### What you are asked to do
Every line of the data that contains the string "natural" must be copied.

### Records from a dataset
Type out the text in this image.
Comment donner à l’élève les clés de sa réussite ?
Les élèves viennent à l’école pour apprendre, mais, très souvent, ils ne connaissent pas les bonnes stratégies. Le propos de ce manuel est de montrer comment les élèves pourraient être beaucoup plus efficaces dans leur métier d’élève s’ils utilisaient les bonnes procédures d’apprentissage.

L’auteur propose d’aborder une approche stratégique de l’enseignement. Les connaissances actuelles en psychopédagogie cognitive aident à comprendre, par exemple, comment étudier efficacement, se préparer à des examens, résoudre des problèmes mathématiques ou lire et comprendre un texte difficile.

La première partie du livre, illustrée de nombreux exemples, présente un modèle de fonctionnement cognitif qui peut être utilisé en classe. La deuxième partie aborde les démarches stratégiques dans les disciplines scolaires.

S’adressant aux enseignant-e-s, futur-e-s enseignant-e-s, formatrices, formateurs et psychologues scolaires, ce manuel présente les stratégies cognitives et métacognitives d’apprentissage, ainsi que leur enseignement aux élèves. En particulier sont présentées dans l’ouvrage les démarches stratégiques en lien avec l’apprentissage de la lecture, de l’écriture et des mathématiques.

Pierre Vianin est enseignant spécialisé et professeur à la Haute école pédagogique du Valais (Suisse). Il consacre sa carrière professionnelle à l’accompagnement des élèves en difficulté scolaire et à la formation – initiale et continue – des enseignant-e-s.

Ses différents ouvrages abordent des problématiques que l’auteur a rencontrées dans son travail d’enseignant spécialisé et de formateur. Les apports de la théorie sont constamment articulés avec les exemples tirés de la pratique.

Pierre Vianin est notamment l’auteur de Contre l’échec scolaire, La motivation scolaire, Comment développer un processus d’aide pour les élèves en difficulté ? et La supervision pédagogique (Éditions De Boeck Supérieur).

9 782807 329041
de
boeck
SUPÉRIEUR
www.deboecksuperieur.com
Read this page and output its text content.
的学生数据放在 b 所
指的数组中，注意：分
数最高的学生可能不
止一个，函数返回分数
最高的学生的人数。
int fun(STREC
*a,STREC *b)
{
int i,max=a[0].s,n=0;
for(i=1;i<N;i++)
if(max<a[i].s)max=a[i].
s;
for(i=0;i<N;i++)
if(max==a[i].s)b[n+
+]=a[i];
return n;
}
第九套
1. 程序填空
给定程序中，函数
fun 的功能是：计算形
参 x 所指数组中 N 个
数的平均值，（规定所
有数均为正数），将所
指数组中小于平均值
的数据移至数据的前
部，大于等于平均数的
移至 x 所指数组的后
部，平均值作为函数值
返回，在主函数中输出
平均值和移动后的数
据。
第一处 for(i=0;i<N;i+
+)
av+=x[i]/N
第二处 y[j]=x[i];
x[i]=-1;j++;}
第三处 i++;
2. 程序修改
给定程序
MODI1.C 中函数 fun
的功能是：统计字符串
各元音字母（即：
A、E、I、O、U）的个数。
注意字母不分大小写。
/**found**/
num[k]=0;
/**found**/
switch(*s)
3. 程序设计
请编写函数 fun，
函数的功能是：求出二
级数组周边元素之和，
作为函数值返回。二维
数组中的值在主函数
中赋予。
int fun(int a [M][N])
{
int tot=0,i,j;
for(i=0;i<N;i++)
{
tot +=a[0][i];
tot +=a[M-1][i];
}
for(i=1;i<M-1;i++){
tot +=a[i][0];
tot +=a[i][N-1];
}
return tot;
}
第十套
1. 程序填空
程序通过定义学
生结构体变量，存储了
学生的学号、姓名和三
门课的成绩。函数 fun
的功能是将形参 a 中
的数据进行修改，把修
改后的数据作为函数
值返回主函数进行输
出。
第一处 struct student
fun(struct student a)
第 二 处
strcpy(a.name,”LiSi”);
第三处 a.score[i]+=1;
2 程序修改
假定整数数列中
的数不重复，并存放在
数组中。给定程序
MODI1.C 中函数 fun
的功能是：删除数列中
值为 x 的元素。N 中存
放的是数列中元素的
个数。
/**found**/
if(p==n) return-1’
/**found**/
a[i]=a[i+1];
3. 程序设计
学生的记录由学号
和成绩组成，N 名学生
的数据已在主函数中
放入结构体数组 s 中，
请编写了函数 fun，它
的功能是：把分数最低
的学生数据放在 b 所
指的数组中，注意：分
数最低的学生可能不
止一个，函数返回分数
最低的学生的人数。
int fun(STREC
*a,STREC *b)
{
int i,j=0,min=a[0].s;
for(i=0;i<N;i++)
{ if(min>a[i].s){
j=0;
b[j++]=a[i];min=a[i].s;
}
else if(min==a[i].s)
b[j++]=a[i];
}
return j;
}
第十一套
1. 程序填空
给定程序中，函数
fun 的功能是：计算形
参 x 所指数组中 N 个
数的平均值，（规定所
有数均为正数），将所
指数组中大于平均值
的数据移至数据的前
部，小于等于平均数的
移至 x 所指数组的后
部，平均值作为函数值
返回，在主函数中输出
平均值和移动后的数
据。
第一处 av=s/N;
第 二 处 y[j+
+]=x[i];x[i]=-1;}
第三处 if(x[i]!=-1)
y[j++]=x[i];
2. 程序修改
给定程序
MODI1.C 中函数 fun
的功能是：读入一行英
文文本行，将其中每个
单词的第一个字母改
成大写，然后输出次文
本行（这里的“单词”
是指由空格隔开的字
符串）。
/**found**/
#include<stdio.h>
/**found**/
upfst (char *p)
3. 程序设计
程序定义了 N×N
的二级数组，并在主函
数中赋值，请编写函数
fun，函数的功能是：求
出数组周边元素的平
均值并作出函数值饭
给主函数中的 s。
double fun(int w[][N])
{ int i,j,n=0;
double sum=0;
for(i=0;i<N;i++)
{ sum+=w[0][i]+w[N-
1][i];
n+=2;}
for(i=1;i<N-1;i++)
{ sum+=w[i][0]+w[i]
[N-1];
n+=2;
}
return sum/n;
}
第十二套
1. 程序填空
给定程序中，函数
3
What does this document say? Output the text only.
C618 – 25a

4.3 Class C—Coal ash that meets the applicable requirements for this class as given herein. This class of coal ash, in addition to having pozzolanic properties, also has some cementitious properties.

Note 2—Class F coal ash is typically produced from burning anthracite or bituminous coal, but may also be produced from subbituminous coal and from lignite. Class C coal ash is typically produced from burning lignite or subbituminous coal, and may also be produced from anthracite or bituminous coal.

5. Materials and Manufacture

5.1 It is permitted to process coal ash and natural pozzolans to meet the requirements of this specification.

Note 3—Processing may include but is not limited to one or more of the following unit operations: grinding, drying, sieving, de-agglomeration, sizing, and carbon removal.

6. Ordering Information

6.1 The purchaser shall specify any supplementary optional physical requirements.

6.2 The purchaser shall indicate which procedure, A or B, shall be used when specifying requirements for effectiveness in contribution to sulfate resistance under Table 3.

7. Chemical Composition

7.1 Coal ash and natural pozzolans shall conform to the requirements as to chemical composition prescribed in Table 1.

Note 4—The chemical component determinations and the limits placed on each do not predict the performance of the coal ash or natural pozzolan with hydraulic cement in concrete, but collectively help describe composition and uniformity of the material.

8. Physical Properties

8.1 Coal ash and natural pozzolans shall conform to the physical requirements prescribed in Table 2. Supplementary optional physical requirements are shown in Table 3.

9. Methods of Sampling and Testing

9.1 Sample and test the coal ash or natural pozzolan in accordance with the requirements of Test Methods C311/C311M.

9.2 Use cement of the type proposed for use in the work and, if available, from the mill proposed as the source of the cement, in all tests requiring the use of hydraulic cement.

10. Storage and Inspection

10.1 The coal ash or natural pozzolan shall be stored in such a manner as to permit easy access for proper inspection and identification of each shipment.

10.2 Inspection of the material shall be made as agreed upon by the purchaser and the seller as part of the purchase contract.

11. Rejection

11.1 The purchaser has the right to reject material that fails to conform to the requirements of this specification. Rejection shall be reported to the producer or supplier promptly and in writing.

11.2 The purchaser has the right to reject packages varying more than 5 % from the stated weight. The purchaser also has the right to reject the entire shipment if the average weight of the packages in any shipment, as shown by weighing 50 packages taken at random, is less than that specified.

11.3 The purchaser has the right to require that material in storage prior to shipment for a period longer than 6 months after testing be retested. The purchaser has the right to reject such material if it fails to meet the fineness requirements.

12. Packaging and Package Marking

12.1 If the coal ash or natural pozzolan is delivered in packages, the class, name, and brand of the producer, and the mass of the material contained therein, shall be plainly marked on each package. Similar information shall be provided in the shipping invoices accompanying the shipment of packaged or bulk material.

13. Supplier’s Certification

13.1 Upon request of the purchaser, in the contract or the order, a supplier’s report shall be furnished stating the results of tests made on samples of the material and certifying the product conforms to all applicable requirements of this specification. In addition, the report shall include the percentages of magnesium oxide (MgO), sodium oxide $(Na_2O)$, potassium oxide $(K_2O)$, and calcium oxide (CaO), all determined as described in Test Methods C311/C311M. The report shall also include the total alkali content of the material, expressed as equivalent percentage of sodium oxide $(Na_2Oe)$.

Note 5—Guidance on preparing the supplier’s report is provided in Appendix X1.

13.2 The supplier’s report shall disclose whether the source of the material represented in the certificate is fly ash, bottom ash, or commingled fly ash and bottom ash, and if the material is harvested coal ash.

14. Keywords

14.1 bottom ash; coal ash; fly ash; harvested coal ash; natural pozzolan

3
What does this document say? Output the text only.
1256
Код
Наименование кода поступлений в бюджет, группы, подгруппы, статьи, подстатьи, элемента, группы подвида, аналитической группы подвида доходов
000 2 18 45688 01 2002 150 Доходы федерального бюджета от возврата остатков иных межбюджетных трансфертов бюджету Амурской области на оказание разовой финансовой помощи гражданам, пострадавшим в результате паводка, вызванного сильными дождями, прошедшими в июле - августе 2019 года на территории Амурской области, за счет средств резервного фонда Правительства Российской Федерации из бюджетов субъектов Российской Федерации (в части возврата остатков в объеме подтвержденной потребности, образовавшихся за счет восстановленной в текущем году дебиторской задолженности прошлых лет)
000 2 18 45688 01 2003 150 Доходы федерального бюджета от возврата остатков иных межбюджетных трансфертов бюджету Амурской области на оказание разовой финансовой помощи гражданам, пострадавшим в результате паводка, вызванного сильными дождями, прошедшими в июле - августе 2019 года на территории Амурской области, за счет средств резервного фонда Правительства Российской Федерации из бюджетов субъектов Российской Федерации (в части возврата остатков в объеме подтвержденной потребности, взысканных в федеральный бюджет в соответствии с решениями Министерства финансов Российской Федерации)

### Solved exercise
5.1 It is permitted to process coal ash and natural pozzolans to meet the requirements of this specification.
7.1 Coal ash and natural pozzolans shall conform to the requirements as to chemical composition prescribed in Table 1.
Note 4—The chemical component determinations and the limits placed on each do not predict the performance of the coal ash or natural pozzolan with hydraulic cement in concrete, but collectively help describe composition and uniformity of the material.
8.1 Coal ash and natural pozzolans shall conform to the physical requirements prescribed in Table 2. Supplementary optional physical requirements are shown in Table 3.
9.1 Sample and test the coal ash or natural pozzolan in accordance with the requirements of Test Methods C311/C311M.
10.1 The coal ash or natural pozzolan shall be stored in such a manner as to permit easy access for proper inspection and identification of each shipment.
12.1 If the coal ash or natural pozzolan is delivered in packages, the class, name, and brand of the producer, and the mass of the material contained therein, shall be plainly marked on each package. Similar information shall be provided in the shipping invoices accompanying the shipment of packaged or bulk material.
14.1 bottom ash; coal ash; fly ash; harvested coal ash; natural pozzolan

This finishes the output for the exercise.